Please quote the material exactly, every line of it.

= = = = =

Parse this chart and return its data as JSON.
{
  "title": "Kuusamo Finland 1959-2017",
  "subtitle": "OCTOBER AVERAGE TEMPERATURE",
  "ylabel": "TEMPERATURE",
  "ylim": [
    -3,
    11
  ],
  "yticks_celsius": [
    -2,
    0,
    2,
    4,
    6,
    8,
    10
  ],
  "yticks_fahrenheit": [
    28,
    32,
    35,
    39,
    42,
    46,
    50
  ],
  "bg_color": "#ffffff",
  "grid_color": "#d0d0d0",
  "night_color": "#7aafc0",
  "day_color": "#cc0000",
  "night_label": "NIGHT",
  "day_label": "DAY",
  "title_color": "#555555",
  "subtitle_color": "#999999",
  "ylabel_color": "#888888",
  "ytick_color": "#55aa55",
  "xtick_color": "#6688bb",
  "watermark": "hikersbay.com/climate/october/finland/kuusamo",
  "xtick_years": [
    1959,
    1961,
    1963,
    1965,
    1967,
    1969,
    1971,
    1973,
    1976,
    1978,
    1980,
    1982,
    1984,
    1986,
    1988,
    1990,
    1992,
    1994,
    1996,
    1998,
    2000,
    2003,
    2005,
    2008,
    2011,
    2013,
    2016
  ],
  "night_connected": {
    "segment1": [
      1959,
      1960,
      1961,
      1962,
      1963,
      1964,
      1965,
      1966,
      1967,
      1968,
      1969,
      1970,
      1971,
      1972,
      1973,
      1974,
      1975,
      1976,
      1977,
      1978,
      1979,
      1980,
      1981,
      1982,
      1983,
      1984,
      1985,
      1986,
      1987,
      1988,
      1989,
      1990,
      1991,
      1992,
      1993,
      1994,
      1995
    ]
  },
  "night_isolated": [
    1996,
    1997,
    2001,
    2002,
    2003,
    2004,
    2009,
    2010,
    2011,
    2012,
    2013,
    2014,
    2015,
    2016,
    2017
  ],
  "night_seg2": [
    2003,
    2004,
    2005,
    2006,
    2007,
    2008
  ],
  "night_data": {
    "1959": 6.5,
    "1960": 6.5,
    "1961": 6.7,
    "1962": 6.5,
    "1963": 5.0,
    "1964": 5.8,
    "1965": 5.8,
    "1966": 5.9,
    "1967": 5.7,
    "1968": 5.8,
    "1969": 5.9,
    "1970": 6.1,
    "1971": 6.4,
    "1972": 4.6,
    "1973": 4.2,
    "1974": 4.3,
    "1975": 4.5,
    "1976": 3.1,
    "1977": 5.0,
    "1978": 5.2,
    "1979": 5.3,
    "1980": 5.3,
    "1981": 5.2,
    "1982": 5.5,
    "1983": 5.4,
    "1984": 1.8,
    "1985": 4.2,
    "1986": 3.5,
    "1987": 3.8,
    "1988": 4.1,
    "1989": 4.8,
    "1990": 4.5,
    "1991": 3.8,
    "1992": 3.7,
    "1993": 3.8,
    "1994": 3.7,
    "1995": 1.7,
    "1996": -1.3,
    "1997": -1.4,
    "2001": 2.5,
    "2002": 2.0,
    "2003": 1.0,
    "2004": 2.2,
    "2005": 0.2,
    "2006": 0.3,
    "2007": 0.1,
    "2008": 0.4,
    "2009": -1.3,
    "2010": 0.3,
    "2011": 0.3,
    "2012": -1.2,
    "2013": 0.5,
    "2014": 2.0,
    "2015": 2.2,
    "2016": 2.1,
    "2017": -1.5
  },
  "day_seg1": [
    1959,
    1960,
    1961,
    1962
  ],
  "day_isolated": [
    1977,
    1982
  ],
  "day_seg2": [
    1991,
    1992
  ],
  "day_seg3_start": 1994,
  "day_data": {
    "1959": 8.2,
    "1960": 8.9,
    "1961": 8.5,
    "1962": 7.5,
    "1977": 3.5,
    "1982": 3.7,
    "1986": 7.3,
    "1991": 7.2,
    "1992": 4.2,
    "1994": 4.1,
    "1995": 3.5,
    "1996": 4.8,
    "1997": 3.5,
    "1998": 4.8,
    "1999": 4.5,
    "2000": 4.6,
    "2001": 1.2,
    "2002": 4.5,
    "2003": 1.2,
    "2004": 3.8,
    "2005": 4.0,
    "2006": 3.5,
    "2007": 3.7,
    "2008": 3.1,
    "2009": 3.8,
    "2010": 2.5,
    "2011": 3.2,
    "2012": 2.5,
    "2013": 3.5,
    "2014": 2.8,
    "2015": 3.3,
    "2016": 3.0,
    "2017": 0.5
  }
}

= = = = =

■ **ANSWER**
Parse this chart and return its data as JSON.
{
  "title": "Kuusamo Finland 1959-2017",
  "subtitle": "OCTOBER AVERAGE TEMPERATURE",
  "ylabel": "TEMPERATURE",
  "ylim": [
    -3,
    11
  ],
  "yticks_celsius": [
    -2,
    0,
    2,
    4,
    6,
    8,
    10
  ],
  "yticks_fahrenheit": [
    28,
    32,
    35,
    39,
    42,
    46,
    50
  ],
  "bg_color": "#ffffff",
  "grid_color": "#d0d0d0",
  "night_color": "#7aafc0",
  "day_color": "#cc0000",
  "night_label": "NIGHT",
  "day_label": "DAY",
  "title_color": "#555555",
  "subtitle_color": "#999999",
  "ylabel_color": "#888888",
  "ytick_color": "#55aa55",
  "xtick_color": "#6688bb",
  "watermark": "hikersbay.com/climate/october/finland/kuusamo",
  "xtick_years": [
    1959,
    1961,
    1963,
    1965,
    1967,
    1969,
    1971,
    1973,
    1976,
    1978,
    1980,
    1982,
    1984,
    1986,
    1988,
    1990,
    1992,
    1994,
    1996,
    1998,
    2000,
    2003,
    2005,
    2008,
    2011,
    2013,
    2016
  ],
  "night_connected": {
    "segment1": [
      1959,
      1960,
      1961,
      1962,
      1963,
      1964,
      1965,
      1966,
      1967,
      1968,
      1969,
      1970,
      1971,
      1972,
      1973,
      1974,
      1975,
      1976,
      1977,
      1978,
      1979,
      1980,
      1981,
      1982,
      1983,
      1984,
      1985,
      1986,
      1987,
      1988,
      1989,
      1990,
      1991,
      1992,
      1993,
      1994,
      1995
    ]
  },
  "night_isolated": [
    1996,
    1997,
    2001,
    2002,
    2003,
    2004,
    2009,
    2010,
    2011,
    2012,
    2013,
    2014,
    2015,
    2016,
    2017
  ],
  "night_seg2": [
    2003,
    2004,
    2005,
    2006,
    2007,
    2008
  ],
  "night_data": {
    "1959": 6.5,
    "1960": 6.5,
    "1961": 6.7,
    "1962": 6.5,
    "1963": 5.0,
    "1964": 5.8,
    "1965": 5.8,
    "1966": 5.9,
    "1967": 5.7,
    "1968": 5.8,
    "1969": 5.9,
    "1970": 6.1,
    "1971": 6.4,
    "1972": 4.6,
    "1973": 4.2,
    "1974": 4.3,
    "1975": 4.5,
    "1976": 3.1,
    "1977": 5.0,
    "1978": 5.2,
    "1979": 5.3,
    "1980": 5.3,
    "1981": 5.2,
    "1982": 5.5,
    "1983": 5.4,
    "1984": 1.8,
    "1985": 4.2,
    "1986": 3.5,
    "1987": 3.8,
    "1988": 4.1,
    "1989": 4.8,
    "1990": 4.5,
    "1991": 3.8,
    "1992": 3.7,
    "1993": 3.8,
    "1994": 3.7,
    "1995": 1.7,
    "1996": -1.3,
    "1997": -1.4,
    "2001": 2.5,
    "2002": 2.0,
    "2003": 1.0,
    "2004": 2.2,
    "2005": 0.2,
    "2006": 0.3,
    "2007": 0.1,
    "2008": 0.4,
    "2009": -1.3,
    "2010": 0.3,
    "2011": 0.3,
    "2012": -1.2,
    "2013": 0.5,
    "2014": 2.0,
    "2015": 2.2,
    "2016": 2.1,
    "2017": -1.5
  },
  "day_seg1": [
    1959,
    1960,
    1961,
    1962
  ],
  "day_isolated": [
    1977,
    1982
  ],
  "day_seg2": [
    1991,
    1992
  ],
  "day_seg3_start": 1994,
  "day_data": {
    "1959": 8.2,
    "1960": 8.9,
    "1961": 8.5,
    "1962": 7.5,
    "1977": 3.5,
    "1982": 3.7,
    "1986": 7.3,
    "1991": 7.2,
    "1992": 4.2,
    "1994": 4.1,
    "1995": 3.5,
    "1996": 4.8,
    "1997": 3.5,
    "1998": 4.8,
    "1999": 4.5,
    "2000": 4.6,
    "2001": 1.2,
    "2002": 4.5,
    "2003": 1.2,
    "2004": 3.8,
    "2005": 4.0,
    "2006": 3.5,
    "2007": 3.7,
    "2008": 3.1,
    "2009": 3.8,
    "2010": 2.5,
    "2011": 3.2,
    "2012": 2.5,
    "2013": 3.5,
    "2014": 2.8,
    "2015": 3.3,
    "2016": 3.0,
    "2017": 0.5
  }
}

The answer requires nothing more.